▶ _Material for this exercise_:
start
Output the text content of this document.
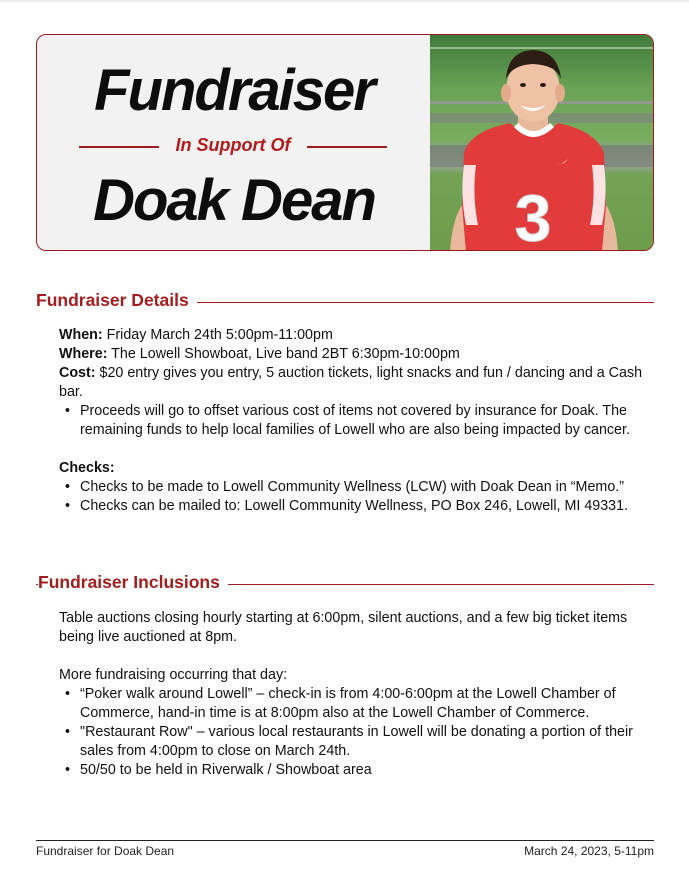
Fundraiser
In Support Of
Doak Dean	3
Fundraiser Details
When: Friday March 24th 5:00pm-11:00pm
Where: The Lowell Showboat, Live band 2BT 6:30pm-10:00pm
Cost: $20 entry gives you entry, 5 auction tickets, light snacks and fun / dancing and a Cash bar.
• Proceeds will go to offset various cost of items not covered by insurance for Doak. The remaining funds to help local families of Lowell who are also being impacted by cancer.
Checks:
• Checks to be made to Lowell Community Wellness (LCW) with Doak Dean in “Memo.”
• Checks can be mailed to: Lowell Community Wellness, PO Box 246, Lowell, MI 49331.
Fundraiser Inclusions
Table auctions closing hourly starting at 6:00pm, silent auctions, and a few big ticket items being live auctioned at 8pm.
More fundraising occurring that day:
• “Poker walk around Lowell” – check-in is from 4:00-6:00pm at the Lowell Chamber of Commerce, hand-in time is at 8:00pm also at the Lowell Chamber of Commerce.
• "Restaurant Row" – various local restaurants in Lowell will be donating a portion of their sales from 4:00pm to close on March 24th.
• 50/50 to be held in Riverwalk / Showboat area
Fundraiser for Doak Dean	March 24, 2023, 5-11pm
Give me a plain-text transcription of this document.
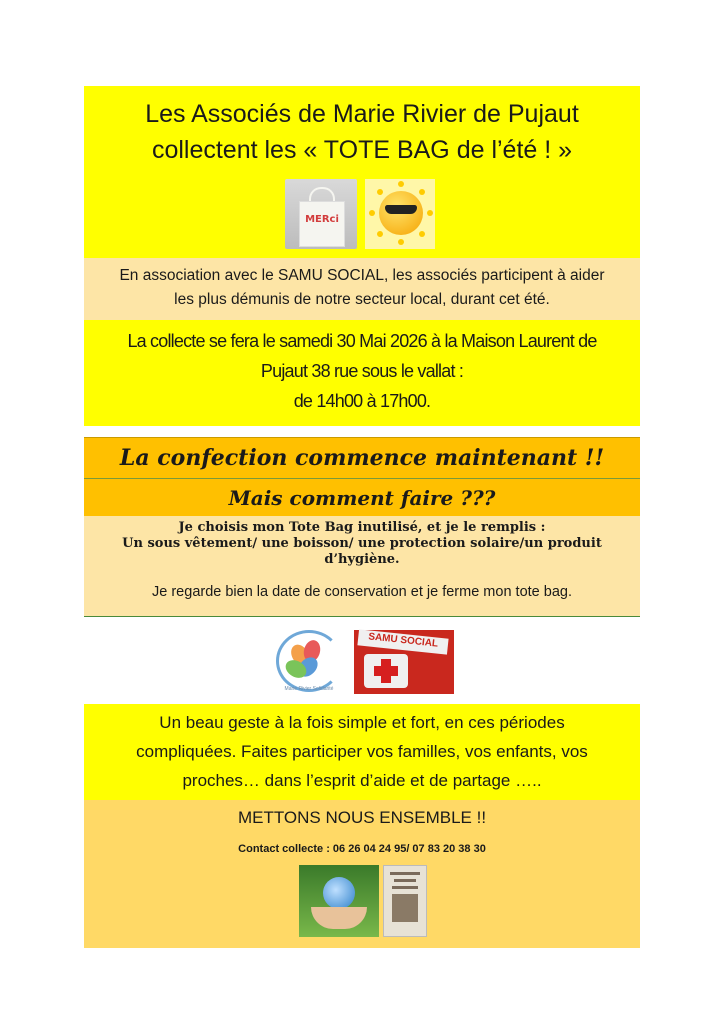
Les Associés de Marie Rivier de Pujaut
collectent les « TOTE BAG de l’été ! »
MERci

En association avec le SAMU SOCIAL, les associés participent à aider

les plus démunis de notre secteur local, durant cet été.

La collecte se fera le samedi 30 Mai 2026 à la Maison Laurent de

Pujaut 38 rue sous le vallat :

de 14h00 à 17h00.

La confection commence maintenant !!
Mais comment faire ???

Je choisis mon Tote Bag inutilisé, et je le remplis :

Un sous vêtement/ une boisson/ une protection solaire/un produit

d’hygiène.

Je regarde bien la date de conservation et je ferme mon tote bag.

Marie Rivier Solidarité
SAMU SOCIAL

Un beau geste à la fois simple et fort, en ces périodes

compliquées. Faites participer vos familles, vos enfants, vos

proches… dans l’esprit d’aide et de partage …..

METTONS NOUS ENSEMBLE !!

Contact collecte : 06 26 04 24 95/ 07 83 20 38 30
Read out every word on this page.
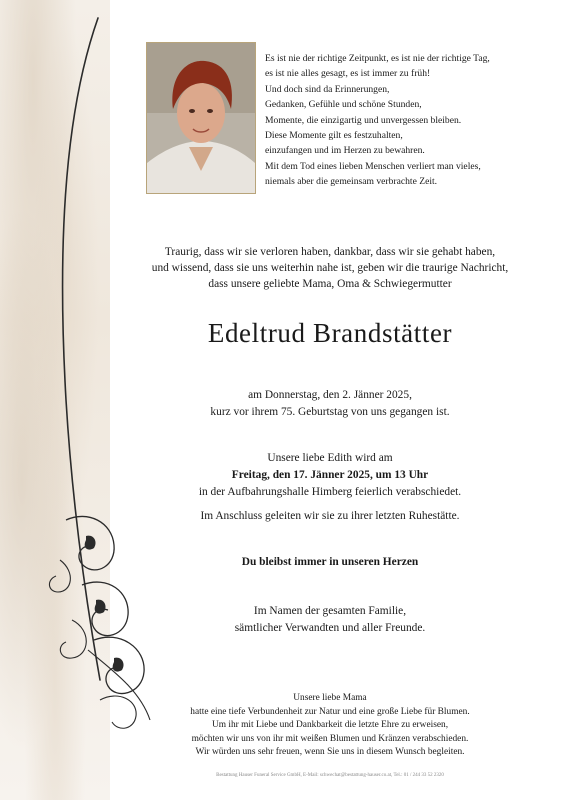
Es ist nie der richtige Zeitpunkt, es ist nie der richtige Tag,
es ist nie alles gesagt, es ist immer zu früh!
Und doch sind da Erinnerungen,
Gedanken, Gefühle und schöne Stunden,
Momente, die einzigartig und unvergessen bleiben.
Diese Momente gilt es festzuhalten,
einzufangen und im Herzen zu bewahren.
Mit dem Tod eines lieben Menschen verliert man vieles,
niemals aber die gemeinsam verbrachte Zeit.
Traurig, dass wir sie verloren haben, dankbar, dass wir sie gehabt haben,
und wissend, dass sie uns weiterhin nahe ist, geben wir die traurige Nachricht,
dass unsere geliebte Mama, Oma & Schwiegermutter
Edeltrud Brandstätter
am Donnerstag, den 2. Jänner 2025,
kurz vor ihrem 75. Geburtstag von uns gegangen ist.
Unsere liebe Edith wird am
Freitag, den 17. Jänner 2025, um 13 Uhr
in der Aufbahrungshalle Himberg feierlich verabschiedet.
Im Anschluss geleiten wir sie zu ihrer letzten Ruhestätte.
Du bleibst immer in unseren Herzen
Im Namen der gesamten Familie,
sämtlicher Verwandten und aller Freunde.
Unsere liebe Mama
hatte eine tiefe Verbundenheit zur Natur und eine große Liebe für Blumen.
Um ihr mit Liebe und Dankbarkeit die letzte Ehre zu erweisen,
möchten wir uns von ihr mit weißen Blumen und Kränzen verabschieden.
Wir würden uns sehr freuen, wenn Sie uns in diesem Wunsch begleiten.
Bestattung Hauser Funeral Service GmbH, E-Mail: schwechat@bestattung-hauser.co.at, Tel.: 01 / 244 33 52 2320
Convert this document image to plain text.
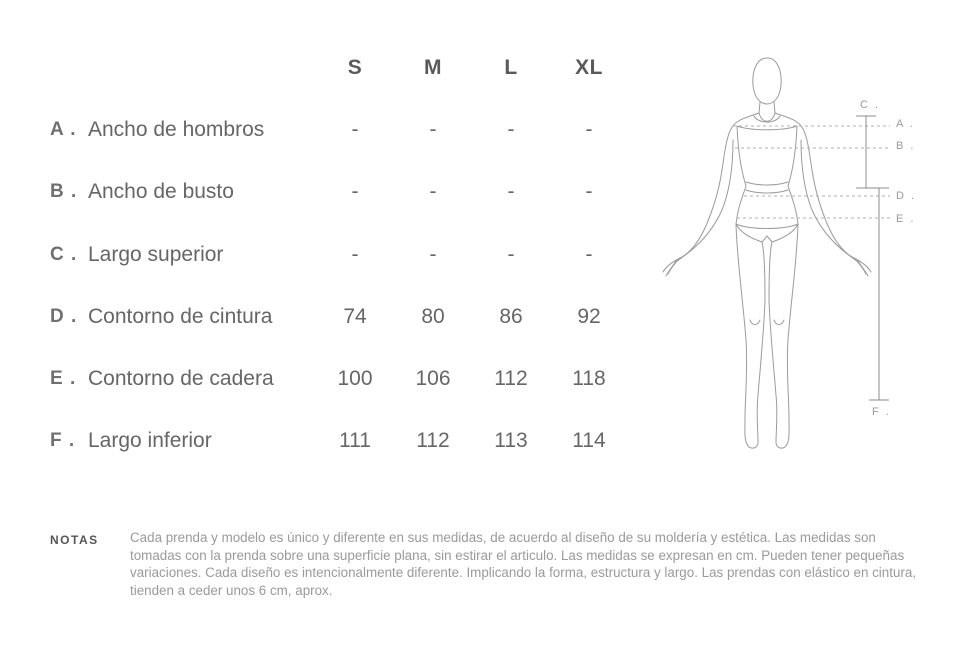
S	M	L	XL
A . Ancho de hombros	-	-	-	-
B . Ancho de busto	-	-	-	-
C . Largo superior	-	-	-	-
D . Contorno de cintura	74	80	86	92
E . Contorno de cadera	100	106	112	118
F . Largo inferior	111	112	113	114
C .
A .
B .
D .
E .
F .
NOTAS Cada prenda y modelo es único y diferente en sus medidas, de acuerdo al diseño de su moldería y estética. Las medidas son tomadas con la prenda sobre una superficie plana, sin estirar el articulo. Las medidas se expresan en cm. Pueden tener pequeñas variaciones. Cada diseño es intencionalmente diferente. Implicando la forma, estructura y largo. Las prendas con elástico en cintura, tienden a ceder unos 6 cm, aprox.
end
Copy each line above that contains the word "Blumen".

▶ _Written response_:
hatte eine tiefe Verbundenheit zur Natur und eine große Liebe für Blumen.
möchten wir uns von ihr mit weißen Blumen und Kränzen verabschieden.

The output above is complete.